▶ [SHORT PROBLEM]:
Search the entries for the word "lasting" and pull out each line that has it.

══ AVAILABLE RECORDS

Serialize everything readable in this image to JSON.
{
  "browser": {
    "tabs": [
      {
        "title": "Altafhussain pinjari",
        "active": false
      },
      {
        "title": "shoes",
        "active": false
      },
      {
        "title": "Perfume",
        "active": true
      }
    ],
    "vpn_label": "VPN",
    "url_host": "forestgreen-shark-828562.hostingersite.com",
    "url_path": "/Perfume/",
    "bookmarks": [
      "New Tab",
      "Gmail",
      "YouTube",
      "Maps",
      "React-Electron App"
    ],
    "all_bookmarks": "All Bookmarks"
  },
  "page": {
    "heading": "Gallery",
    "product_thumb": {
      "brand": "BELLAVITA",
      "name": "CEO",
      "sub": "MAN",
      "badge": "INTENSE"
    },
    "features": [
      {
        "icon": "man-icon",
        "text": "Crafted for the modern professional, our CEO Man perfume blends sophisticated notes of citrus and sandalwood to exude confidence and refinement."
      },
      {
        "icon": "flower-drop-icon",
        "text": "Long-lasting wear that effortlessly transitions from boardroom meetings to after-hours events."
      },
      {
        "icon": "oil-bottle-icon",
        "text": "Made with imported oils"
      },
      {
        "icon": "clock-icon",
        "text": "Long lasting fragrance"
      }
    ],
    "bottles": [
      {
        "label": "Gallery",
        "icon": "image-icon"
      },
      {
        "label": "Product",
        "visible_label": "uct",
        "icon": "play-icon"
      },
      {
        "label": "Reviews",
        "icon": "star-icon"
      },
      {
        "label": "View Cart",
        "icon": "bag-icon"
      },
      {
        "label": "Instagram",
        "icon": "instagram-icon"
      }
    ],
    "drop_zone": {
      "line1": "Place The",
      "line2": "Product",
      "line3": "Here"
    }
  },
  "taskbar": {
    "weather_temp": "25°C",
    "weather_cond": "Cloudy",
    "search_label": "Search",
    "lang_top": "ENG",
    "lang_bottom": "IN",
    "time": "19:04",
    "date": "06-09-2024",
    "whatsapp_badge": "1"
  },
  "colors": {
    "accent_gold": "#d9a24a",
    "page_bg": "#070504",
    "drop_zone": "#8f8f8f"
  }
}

════

▶ [WORKED SOLUTION]:
        "text": "Long-lasting wear that effortlessly transitions from boardroom meetings to after-hours events."
        "text": "Long lasting fragrance"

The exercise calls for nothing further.